# Your objective:
Exact reproduction of the data is required, with images excluded.

--- Start of Dataset entries ---

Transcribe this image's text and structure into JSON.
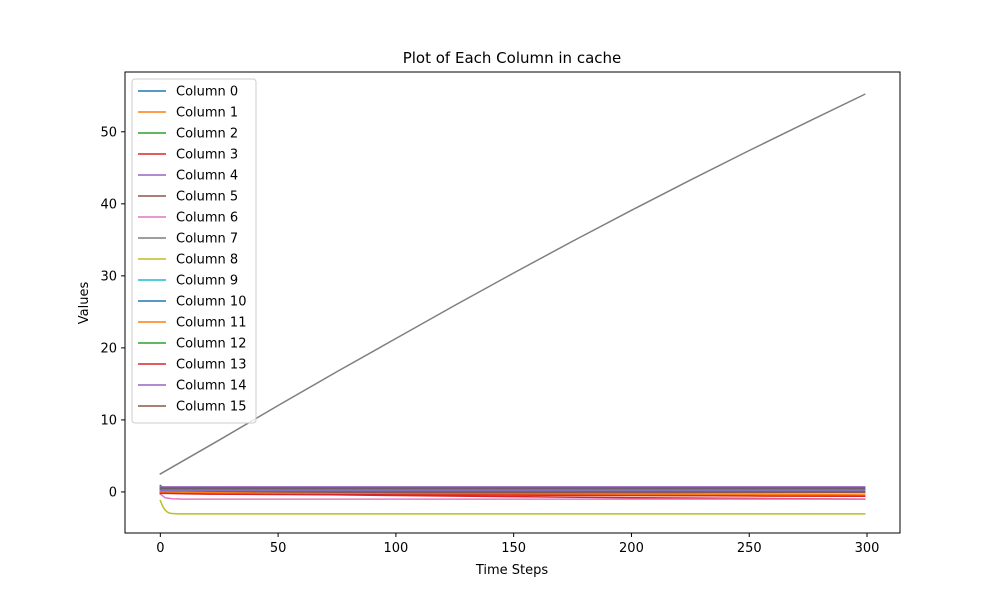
{
  "chart_data": {
    "type": "line",
    "title": "Plot of Each Column in cache",
    "xlabel": "Time Steps",
    "ylabel": "Values",
    "xlim": [
      -15,
      314
    ],
    "ylim": [
      -5.7,
      58.3
    ],
    "xticks": [
      0,
      50,
      100,
      150,
      200,
      250,
      300
    ],
    "yticks": [
      0,
      10,
      20,
      30,
      40,
      50
    ],
    "grid": false,
    "legend_position": "top-left",
    "series": [
      {
        "name": "Column 0",
        "color": "#1f77b4",
        "x": [
          0,
          2,
          5,
          10,
          20,
          50,
          100,
          150,
          200,
          250,
          299
        ],
        "y": [
          0.1,
          0.05,
          0.05,
          0.05,
          0.05,
          0.05,
          0.05,
          0.05,
          0.05,
          0.05,
          0.05
        ]
      },
      {
        "name": "Column 1",
        "color": "#ff7f0e",
        "x": [
          0,
          2,
          5,
          10,
          20,
          50,
          100,
          150,
          200,
          250,
          299
        ],
        "y": [
          -0.1,
          -0.1,
          -0.1,
          -0.1,
          -0.12,
          -0.15,
          -0.2,
          -0.25,
          -0.3,
          -0.35,
          -0.4
        ]
      },
      {
        "name": "Column 2",
        "color": "#2ca02c",
        "x": [
          0,
          2,
          5,
          10,
          20,
          50,
          100,
          150,
          200,
          250,
          299
        ],
        "y": [
          0.9,
          0.4,
          0.3,
          0.3,
          0.3,
          0.3,
          0.3,
          0.3,
          0.3,
          0.3,
          0.3
        ]
      },
      {
        "name": "Column 3",
        "color": "#d62728",
        "x": [
          0,
          2,
          5,
          10,
          20,
          50,
          100,
          150,
          200,
          250,
          299
        ],
        "y": [
          -0.1,
          -0.1,
          -0.12,
          -0.15,
          -0.2,
          -0.3,
          -0.5,
          -0.65,
          -0.8,
          -0.9,
          -1.0
        ]
      },
      {
        "name": "Column 4",
        "color": "#9467bd",
        "x": [
          0,
          2,
          5,
          10,
          20,
          50,
          100,
          150,
          200,
          250,
          299
        ],
        "y": [
          0.2,
          0.2,
          0.2,
          0.2,
          0.2,
          0.2,
          0.2,
          0.2,
          0.2,
          0.2,
          0.2
        ]
      },
      {
        "name": "Column 5",
        "color": "#8c564b",
        "x": [
          0,
          2,
          5,
          10,
          20,
          50,
          100,
          150,
          200,
          250,
          299
        ],
        "y": [
          0.0,
          -0.05,
          -0.1,
          -0.1,
          -0.1,
          -0.1,
          -0.1,
          -0.1,
          -0.1,
          -0.1,
          -0.1
        ]
      },
      {
        "name": "Column 6",
        "color": "#e377c2",
        "x": [
          0,
          2,
          5,
          10,
          20,
          50,
          100,
          150,
          200,
          250,
          299
        ],
        "y": [
          -0.3,
          -0.8,
          -0.95,
          -1.0,
          -1.0,
          -1.0,
          -1.0,
          -1.0,
          -1.0,
          -1.0,
          -1.0
        ]
      },
      {
        "name": "Column 7",
        "color": "#7f7f7f",
        "x": [
          0,
          25,
          50,
          75,
          100,
          125,
          150,
          175,
          200,
          225,
          250,
          275,
          299
        ],
        "y": [
          2.5,
          7.2,
          12.0,
          16.7,
          21.3,
          25.9,
          30.4,
          34.8,
          39.1,
          43.3,
          47.4,
          51.4,
          55.2
        ]
      },
      {
        "name": "Column 8",
        "color": "#bcbd22",
        "x": [
          0,
          1,
          2,
          3,
          4,
          5,
          8,
          20,
          50,
          100,
          150,
          200,
          250,
          299
        ],
        "y": [
          -1.2,
          -2.0,
          -2.5,
          -2.8,
          -2.95,
          -3.0,
          -3.05,
          -3.05,
          -3.05,
          -3.05,
          -3.05,
          -3.05,
          -3.05,
          -3.05
        ]
      },
      {
        "name": "Column 9",
        "color": "#17becf",
        "x": [
          0,
          2,
          5,
          10,
          20,
          50,
          100,
          150,
          200,
          250,
          299
        ],
        "y": [
          0.35,
          0.35,
          0.35,
          0.35,
          0.35,
          0.35,
          0.35,
          0.35,
          0.35,
          0.35,
          0.35
        ]
      },
      {
        "name": "Column 10",
        "color": "#1f77b4",
        "x": [
          0,
          2,
          5,
          10,
          20,
          50,
          100,
          150,
          200,
          250,
          299
        ],
        "y": [
          0.45,
          0.45,
          0.45,
          0.45,
          0.45,
          0.45,
          0.45,
          0.45,
          0.45,
          0.45,
          0.45
        ]
      },
      {
        "name": "Column 11",
        "color": "#ff7f0e",
        "x": [
          0,
          2,
          5,
          10,
          20,
          50,
          100,
          150,
          200,
          250,
          299
        ],
        "y": [
          0.0,
          0.0,
          -0.02,
          -0.05,
          -0.1,
          -0.2,
          -0.3,
          -0.4,
          -0.5,
          -0.55,
          -0.6
        ]
      },
      {
        "name": "Column 12",
        "color": "#2ca02c",
        "x": [
          0,
          2,
          5,
          10,
          20,
          50,
          100,
          150,
          200,
          250,
          299
        ],
        "y": [
          0.6,
          0.6,
          0.6,
          0.6,
          0.6,
          0.6,
          0.6,
          0.6,
          0.6,
          0.6,
          0.6
        ]
      },
      {
        "name": "Column 13",
        "color": "#d62728",
        "x": [
          0,
          2,
          5,
          10,
          20,
          50,
          100,
          150,
          200,
          250,
          299
        ],
        "y": [
          -0.2,
          -0.2,
          -0.22,
          -0.25,
          -0.3,
          -0.35,
          -0.4,
          -0.45,
          -0.5,
          -0.55,
          -0.6
        ]
      },
      {
        "name": "Column 14",
        "color": "#9467bd",
        "x": [
          0,
          2,
          5,
          10,
          20,
          50,
          100,
          150,
          200,
          250,
          299
        ],
        "y": [
          0.7,
          0.7,
          0.7,
          0.7,
          0.7,
          0.7,
          0.7,
          0.7,
          0.7,
          0.7,
          0.7
        ]
      },
      {
        "name": "Column 15",
        "color": "#8c564b",
        "x": [
          0,
          2,
          5,
          10,
          20,
          50,
          100,
          150,
          200,
          250,
          299
        ],
        "y": [
          0.55,
          0.55,
          0.55,
          0.55,
          0.55,
          0.55,
          0.55,
          0.55,
          0.55,
          0.55,
          0.55
        ]
      }
    ]
  }
}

--- End of Dataset entries ---

# Exercise output:
Transcribe this image's text and structure into JSON.
{
  "chart_data": {
    "type": "line",
    "title": "Plot of Each Column in cache",
    "xlabel": "Time Steps",
    "ylabel": "Values",
    "xlim": [
      -15,
      314
    ],
    "ylim": [
      -5.7,
      58.3
    ],
    "xticks": [
      0,
      50,
      100,
      150,
      200,
      250,
      300
    ],
    "yticks": [
      0,
      10,
      20,
      30,
      40,
      50
    ],
    "grid": false,
    "legend_position": "top-left",
    "series": [
      {
        "name": "Column 0",
        "color": "#1f77b4",
        "x": [
          0,
          2,
          5,
          10,
          20,
          50,
          100,
          150,
          200,
          250,
          299
        ],
        "y": [
          0.1,
          0.05,
          0.05,
          0.05,
          0.05,
          0.05,
          0.05,
          0.05,
          0.05,
          0.05,
          0.05
        ]
      },
      {
        "name": "Column 1",
        "color": "#ff7f0e",
        "x": [
          0,
          2,
          5,
          10,
          20,
          50,
          100,
          150,
          200,
          250,
          299
        ],
        "y": [
          -0.1,
          -0.1,
          -0.1,
          -0.1,
          -0.12,
          -0.15,
          -0.2,
          -0.25,
          -0.3,
          -0.35,
          -0.4
        ]
      },
      {
        "name": "Column 2",
        "color": "#2ca02c",
        "x": [
          0,
          2,
          5,
          10,
          20,
          50,
          100,
          150,
          200,
          250,
          299
        ],
        "y": [
          0.9,
          0.4,
          0.3,
          0.3,
          0.3,
          0.3,
          0.3,
          0.3,
          0.3,
          0.3,
          0.3
        ]
      },
      {
        "name": "Column 3",
        "color": "#d62728",
        "x": [
          0,
          2,
          5,
          10,
          20,
          50,
          100,
          150,
          200,
          250,
          299
        ],
        "y": [
          -0.1,
          -0.1,
          -0.12,
          -0.15,
          -0.2,
          -0.3,
          -0.5,
          -0.65,
          -0.8,
          -0.9,
          -1.0
        ]
      },
      {
        "name": "Column 4",
        "color": "#9467bd",
        "x": [
          0,
          2,
          5,
          10,
          20,
          50,
          100,
          150,
          200,
          250,
          299
        ],
        "y": [
          0.2,
          0.2,
          0.2,
          0.2,
          0.2,
          0.2,
          0.2,
          0.2,
          0.2,
          0.2,
          0.2
        ]
      },
      {
        "name": "Column 5",
        "color": "#8c564b",
        "x": [
          0,
          2,
          5,
          10,
          20,
          50,
          100,
          150,
          200,
          250,
          299
        ],
        "y": [
          0.0,
          -0.05,
          -0.1,
          -0.1,
          -0.1,
          -0.1,
          -0.1,
          -0.1,
          -0.1,
          -0.1,
          -0.1
        ]
      },
      {
        "name": "Column 6",
        "color": "#e377c2",
        "x": [
          0,
          2,
          5,
          10,
          20,
          50,
          100,
          150,
          200,
          250,
          299
        ],
        "y": [
          -0.3,
          -0.8,
          -0.95,
          -1.0,
          -1.0,
          -1.0,
          -1.0,
          -1.0,
          -1.0,
          -1.0,
          -1.0
        ]
      },
      {
        "name": "Column 7",
        "color": "#7f7f7f",
        "x": [
          0,
          25,
          50,
          75,
          100,
          125,
          150,
          175,
          200,
          225,
          250,
          275,
          299
        ],
        "y": [
          2.5,
          7.2,
          12.0,
          16.7,
          21.3,
          25.9,
          30.4,
          34.8,
          39.1,
          43.3,
          47.4,
          51.4,
          55.2
        ]
      },
      {
        "name": "Column 8",
        "color": "#bcbd22",
        "x": [
          0,
          1,
          2,
          3,
          4,
          5,
          8,
          20,
          50,
          100,
          150,
          200,
          250,
          299
        ],
        "y": [
          -1.2,
          -2.0,
          -2.5,
          -2.8,
          -2.95,
          -3.0,
          -3.05,
          -3.05,
          -3.05,
          -3.05,
          -3.05,
          -3.05,
          -3.05,
          -3.05
        ]
      },
      {
        "name": "Column 9",
        "color": "#17becf",
        "x": [
          0,
          2,
          5,
          10,
          20,
          50,
          100,
          150,
          200,
          250,
          299
        ],
        "y": [
          0.35,
          0.35,
          0.35,
          0.35,
          0.35,
          0.35,
          0.35,
          0.35,
          0.35,
          0.35,
          0.35
        ]
      },
      {
        "name": "Column 10",
        "color": "#1f77b4",
        "x": [
          0,
          2,
          5,
          10,
          20,
          50,
          100,
          150,
          200,
          250,
          299
        ],
        "y": [
          0.45,
          0.45,
          0.45,
          0.45,
          0.45,
          0.45,
          0.45,
          0.45,
          0.45,
          0.45,
          0.45
        ]
      },
      {
        "name": "Column 11",
        "color": "#ff7f0e",
        "x": [
          0,
          2,
          5,
          10,
          20,
          50,
          100,
          150,
          200,
          250,
          299
        ],
        "y": [
          0.0,
          0.0,
          -0.02,
          -0.05,
          -0.1,
          -0.2,
          -0.3,
          -0.4,
          -0.5,
          -0.55,
          -0.6
        ]
      },
      {
        "name": "Column 12",
        "color": "#2ca02c",
        "x": [
          0,
          2,
          5,
          10,
          20,
          50,
          100,
          150,
          200,
          250,
          299
        ],
        "y": [
          0.6,
          0.6,
          0.6,
          0.6,
          0.6,
          0.6,
          0.6,
          0.6,
          0.6,
          0.6,
          0.6
        ]
      },
      {
        "name": "Column 13",
        "color": "#d62728",
        "x": [
          0,
          2,
          5,
          10,
          20,
          50,
          100,
          150,
          200,
          250,
          299
        ],
        "y": [
          -0.2,
          -0.2,
          -0.22,
          -0.25,
          -0.3,
          -0.35,
          -0.4,
          -0.45,
          -0.5,
          -0.55,
          -0.6
        ]
      },
      {
        "name": "Column 14",
        "color": "#9467bd",
        "x": [
          0,
          2,
          5,
          10,
          20,
          50,
          100,
          150,
          200,
          250,
          299
        ],
        "y": [
          0.7,
          0.7,
          0.7,
          0.7,
          0.7,
          0.7,
          0.7,
          0.7,
          0.7,
          0.7,
          0.7
        ]
      },
      {
        "name": "Column 15",
        "color": "#8c564b",
        "x": [
          0,
          2,
          5,
          10,
          20,
          50,
          100,
          150,
          200,
          250,
          299
        ],
        "y": [
          0.55,
          0.55,
          0.55,
          0.55,
          0.55,
          0.55,
          0.55,
          0.55,
          0.55,
          0.55,
          0.55
        ]
      }
    ]
  }
}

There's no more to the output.